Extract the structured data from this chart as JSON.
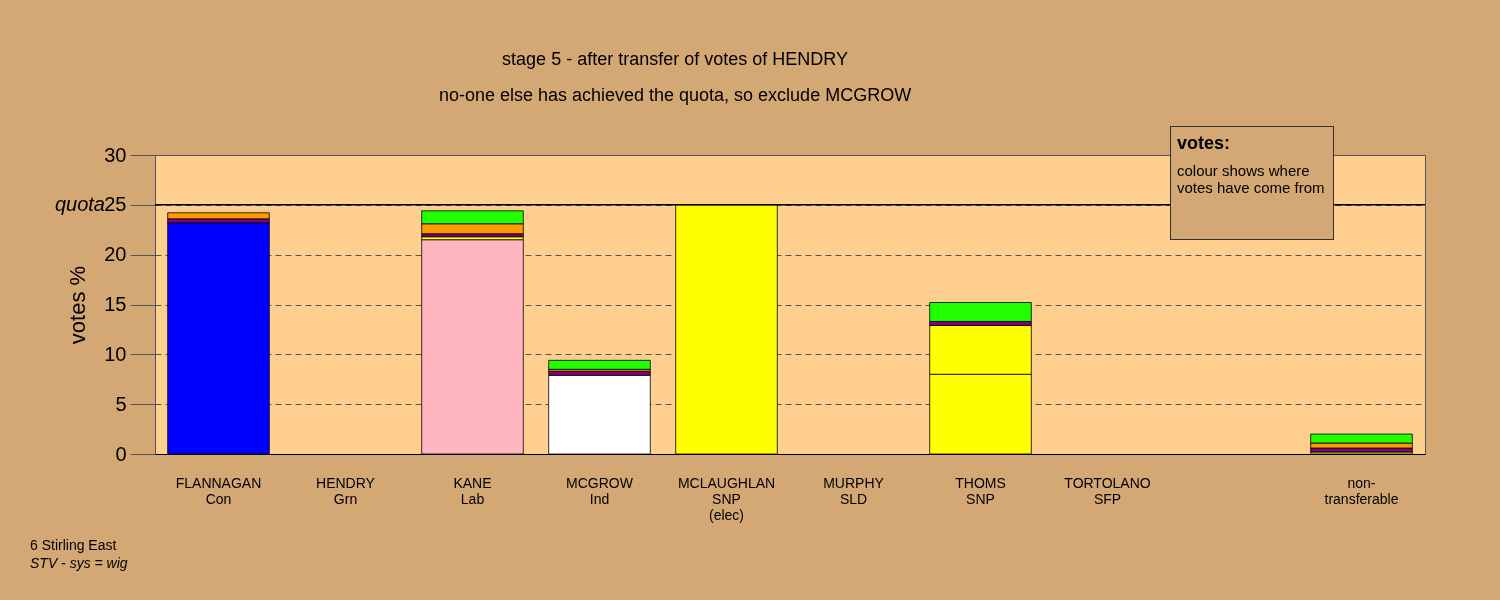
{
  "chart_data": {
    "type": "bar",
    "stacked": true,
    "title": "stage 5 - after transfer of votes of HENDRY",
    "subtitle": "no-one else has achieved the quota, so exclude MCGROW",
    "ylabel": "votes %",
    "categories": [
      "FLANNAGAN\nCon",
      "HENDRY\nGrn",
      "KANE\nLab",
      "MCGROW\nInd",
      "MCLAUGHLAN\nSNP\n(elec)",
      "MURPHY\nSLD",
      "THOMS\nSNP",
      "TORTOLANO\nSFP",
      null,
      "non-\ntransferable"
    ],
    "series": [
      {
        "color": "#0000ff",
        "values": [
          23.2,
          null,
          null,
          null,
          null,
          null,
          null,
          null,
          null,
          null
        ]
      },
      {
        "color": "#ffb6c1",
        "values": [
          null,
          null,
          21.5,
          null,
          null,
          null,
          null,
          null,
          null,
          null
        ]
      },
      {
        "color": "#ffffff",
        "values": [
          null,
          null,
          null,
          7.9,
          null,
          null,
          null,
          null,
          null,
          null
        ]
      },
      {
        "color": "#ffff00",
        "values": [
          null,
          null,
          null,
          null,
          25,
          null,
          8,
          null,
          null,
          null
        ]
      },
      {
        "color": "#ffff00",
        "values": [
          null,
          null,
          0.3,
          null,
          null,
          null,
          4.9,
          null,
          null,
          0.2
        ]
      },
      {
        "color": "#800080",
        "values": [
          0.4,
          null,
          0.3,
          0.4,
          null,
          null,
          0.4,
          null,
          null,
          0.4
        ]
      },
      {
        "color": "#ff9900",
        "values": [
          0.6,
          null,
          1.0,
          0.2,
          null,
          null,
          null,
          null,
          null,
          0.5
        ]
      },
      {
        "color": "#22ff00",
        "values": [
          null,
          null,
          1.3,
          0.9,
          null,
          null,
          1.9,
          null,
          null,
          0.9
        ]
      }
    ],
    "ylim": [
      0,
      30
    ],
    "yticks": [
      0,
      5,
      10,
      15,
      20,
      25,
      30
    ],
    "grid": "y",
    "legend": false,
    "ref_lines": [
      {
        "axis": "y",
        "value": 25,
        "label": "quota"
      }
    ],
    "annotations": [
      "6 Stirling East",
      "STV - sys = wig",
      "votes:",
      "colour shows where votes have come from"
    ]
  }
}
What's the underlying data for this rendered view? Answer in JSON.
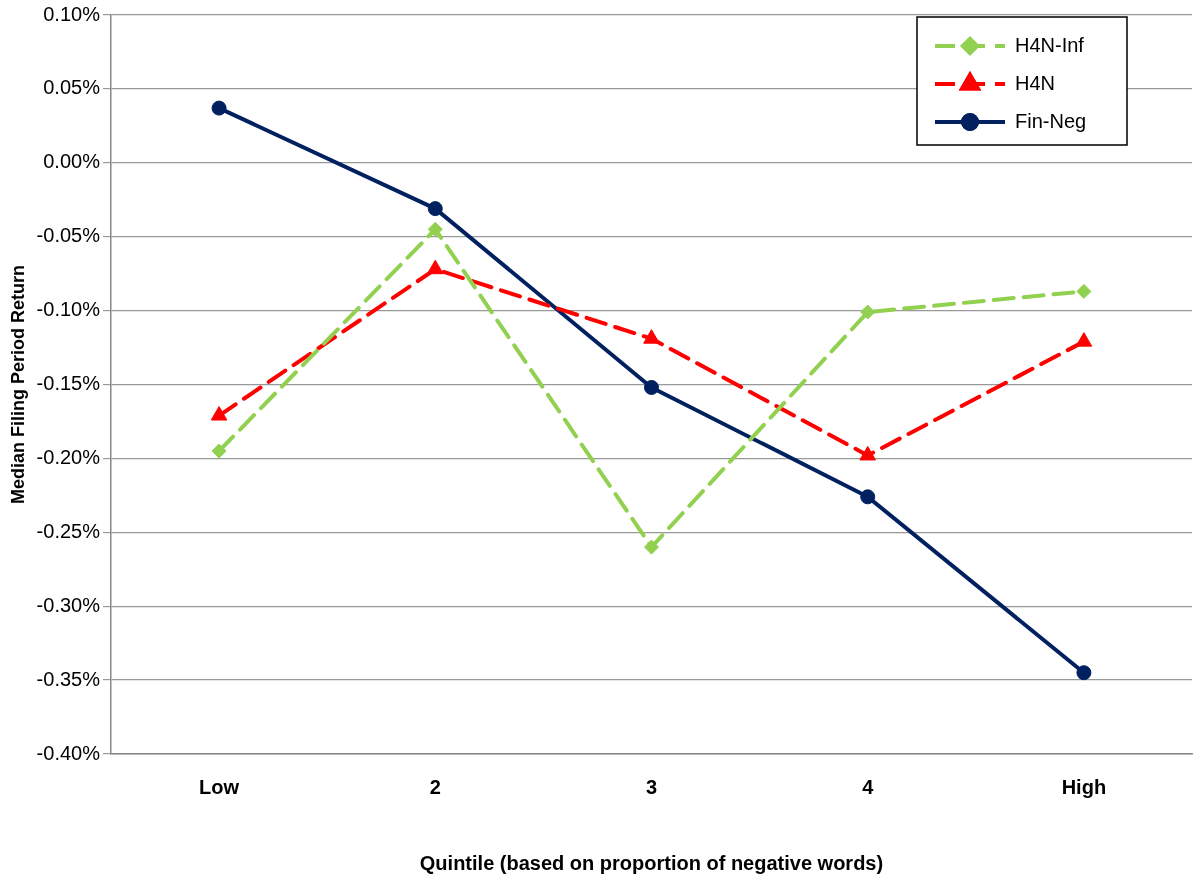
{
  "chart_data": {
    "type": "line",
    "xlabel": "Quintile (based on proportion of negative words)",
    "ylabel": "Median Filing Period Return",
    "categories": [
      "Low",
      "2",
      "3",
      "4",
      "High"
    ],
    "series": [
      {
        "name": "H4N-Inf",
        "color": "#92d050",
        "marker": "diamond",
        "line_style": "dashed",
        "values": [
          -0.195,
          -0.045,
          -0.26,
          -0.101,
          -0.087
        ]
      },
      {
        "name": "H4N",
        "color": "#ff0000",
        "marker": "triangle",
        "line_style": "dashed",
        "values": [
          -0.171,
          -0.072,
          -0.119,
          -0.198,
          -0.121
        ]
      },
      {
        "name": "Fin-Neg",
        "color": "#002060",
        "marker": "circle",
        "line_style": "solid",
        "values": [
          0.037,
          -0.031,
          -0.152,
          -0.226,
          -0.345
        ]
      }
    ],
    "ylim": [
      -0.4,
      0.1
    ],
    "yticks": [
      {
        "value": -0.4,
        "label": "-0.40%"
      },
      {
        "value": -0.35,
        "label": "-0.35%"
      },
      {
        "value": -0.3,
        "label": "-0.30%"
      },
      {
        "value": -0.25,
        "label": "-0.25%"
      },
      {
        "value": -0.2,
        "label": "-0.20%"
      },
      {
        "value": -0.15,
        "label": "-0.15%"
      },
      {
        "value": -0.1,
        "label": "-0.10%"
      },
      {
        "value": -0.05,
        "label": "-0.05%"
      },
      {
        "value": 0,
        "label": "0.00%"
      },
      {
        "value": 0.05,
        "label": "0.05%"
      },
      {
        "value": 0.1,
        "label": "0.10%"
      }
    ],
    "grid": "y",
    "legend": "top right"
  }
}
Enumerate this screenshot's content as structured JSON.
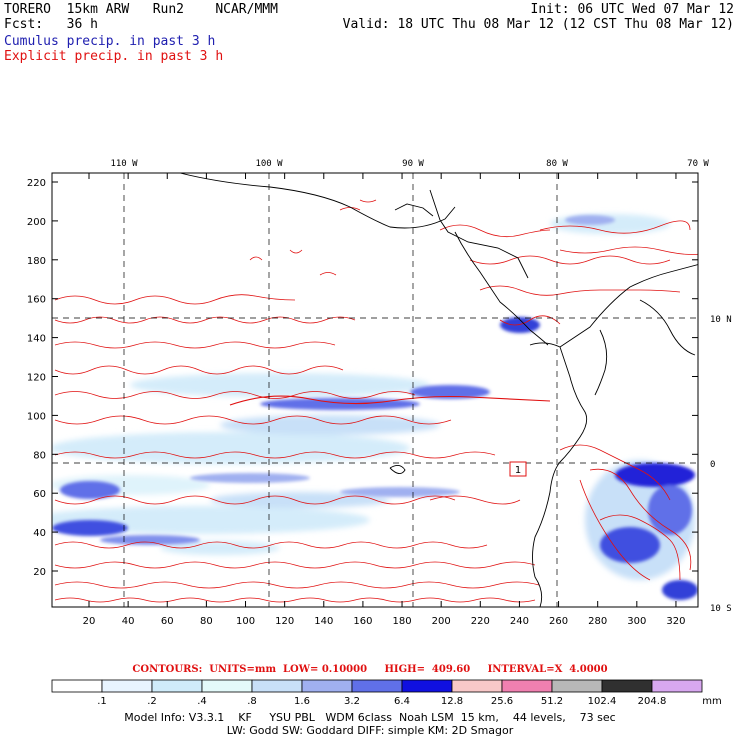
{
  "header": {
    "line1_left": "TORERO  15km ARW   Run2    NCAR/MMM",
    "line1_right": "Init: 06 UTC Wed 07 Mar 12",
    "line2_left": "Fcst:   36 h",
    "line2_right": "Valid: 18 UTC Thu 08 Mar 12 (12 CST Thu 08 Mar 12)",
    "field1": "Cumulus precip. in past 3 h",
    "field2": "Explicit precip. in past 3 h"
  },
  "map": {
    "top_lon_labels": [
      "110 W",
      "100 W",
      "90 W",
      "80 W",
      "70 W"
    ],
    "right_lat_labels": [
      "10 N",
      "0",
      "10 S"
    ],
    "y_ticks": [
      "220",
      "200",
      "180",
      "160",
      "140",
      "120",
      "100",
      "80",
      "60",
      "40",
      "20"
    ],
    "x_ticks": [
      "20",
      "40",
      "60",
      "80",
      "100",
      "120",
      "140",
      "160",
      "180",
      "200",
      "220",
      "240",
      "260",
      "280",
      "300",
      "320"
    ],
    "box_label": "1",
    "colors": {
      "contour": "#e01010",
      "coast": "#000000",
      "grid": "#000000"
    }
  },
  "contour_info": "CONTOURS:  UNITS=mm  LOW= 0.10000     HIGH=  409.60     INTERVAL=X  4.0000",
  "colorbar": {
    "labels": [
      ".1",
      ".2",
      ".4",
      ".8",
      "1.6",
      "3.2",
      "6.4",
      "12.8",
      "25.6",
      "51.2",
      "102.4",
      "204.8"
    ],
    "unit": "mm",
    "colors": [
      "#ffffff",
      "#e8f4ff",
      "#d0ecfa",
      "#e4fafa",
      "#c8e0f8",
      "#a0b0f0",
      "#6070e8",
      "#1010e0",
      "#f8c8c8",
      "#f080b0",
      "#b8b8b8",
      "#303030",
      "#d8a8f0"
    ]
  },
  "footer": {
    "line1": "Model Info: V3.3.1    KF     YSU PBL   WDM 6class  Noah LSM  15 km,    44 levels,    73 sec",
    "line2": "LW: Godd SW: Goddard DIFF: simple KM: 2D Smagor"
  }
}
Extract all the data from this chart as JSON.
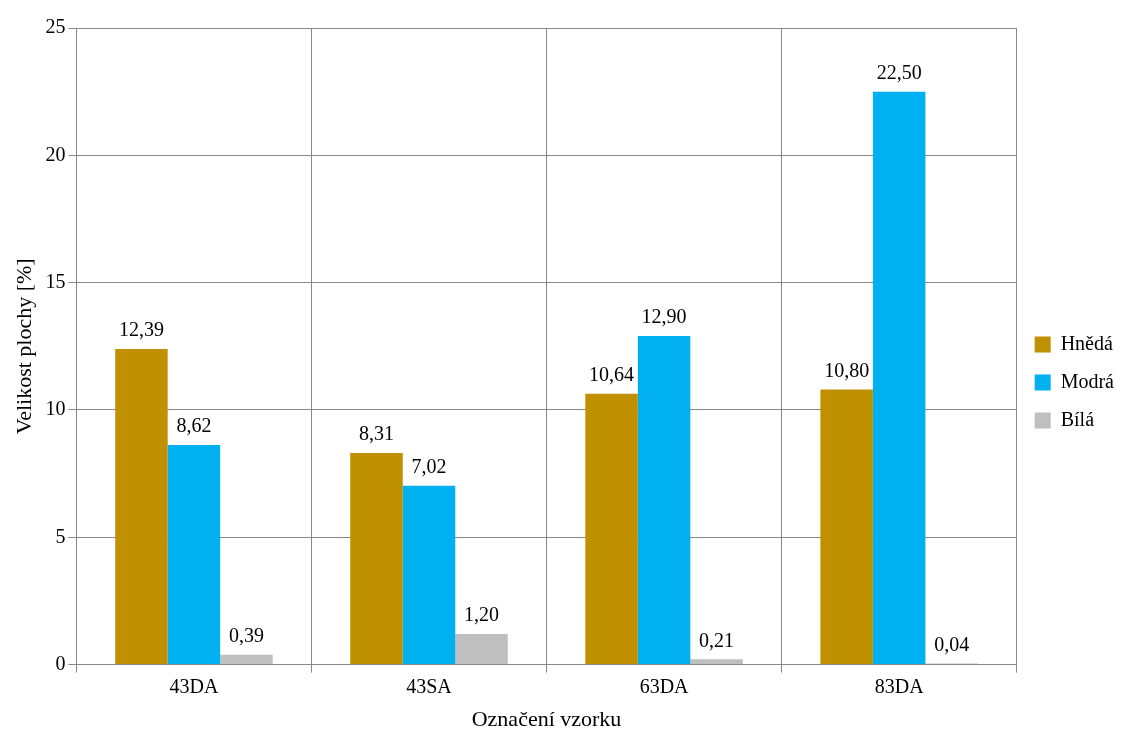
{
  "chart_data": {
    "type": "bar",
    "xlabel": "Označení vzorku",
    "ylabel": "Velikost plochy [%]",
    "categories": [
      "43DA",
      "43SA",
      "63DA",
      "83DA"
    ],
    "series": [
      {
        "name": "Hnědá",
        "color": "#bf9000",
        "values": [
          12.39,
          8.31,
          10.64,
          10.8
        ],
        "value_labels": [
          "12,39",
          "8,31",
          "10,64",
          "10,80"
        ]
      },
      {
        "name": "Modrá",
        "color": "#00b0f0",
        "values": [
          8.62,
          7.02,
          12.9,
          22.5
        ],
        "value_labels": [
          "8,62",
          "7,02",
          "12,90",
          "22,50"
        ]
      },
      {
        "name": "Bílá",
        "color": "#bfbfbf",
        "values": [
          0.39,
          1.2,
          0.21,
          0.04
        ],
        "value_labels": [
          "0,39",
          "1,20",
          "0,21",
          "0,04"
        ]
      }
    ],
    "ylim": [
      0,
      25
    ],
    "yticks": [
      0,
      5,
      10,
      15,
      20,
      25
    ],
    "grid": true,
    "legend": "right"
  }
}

◆ EXERCISE INSTRUCTIONS: Give the number of lines containing the word "Extract". No other answer is needed.

◆ FINAL ANSWER: 2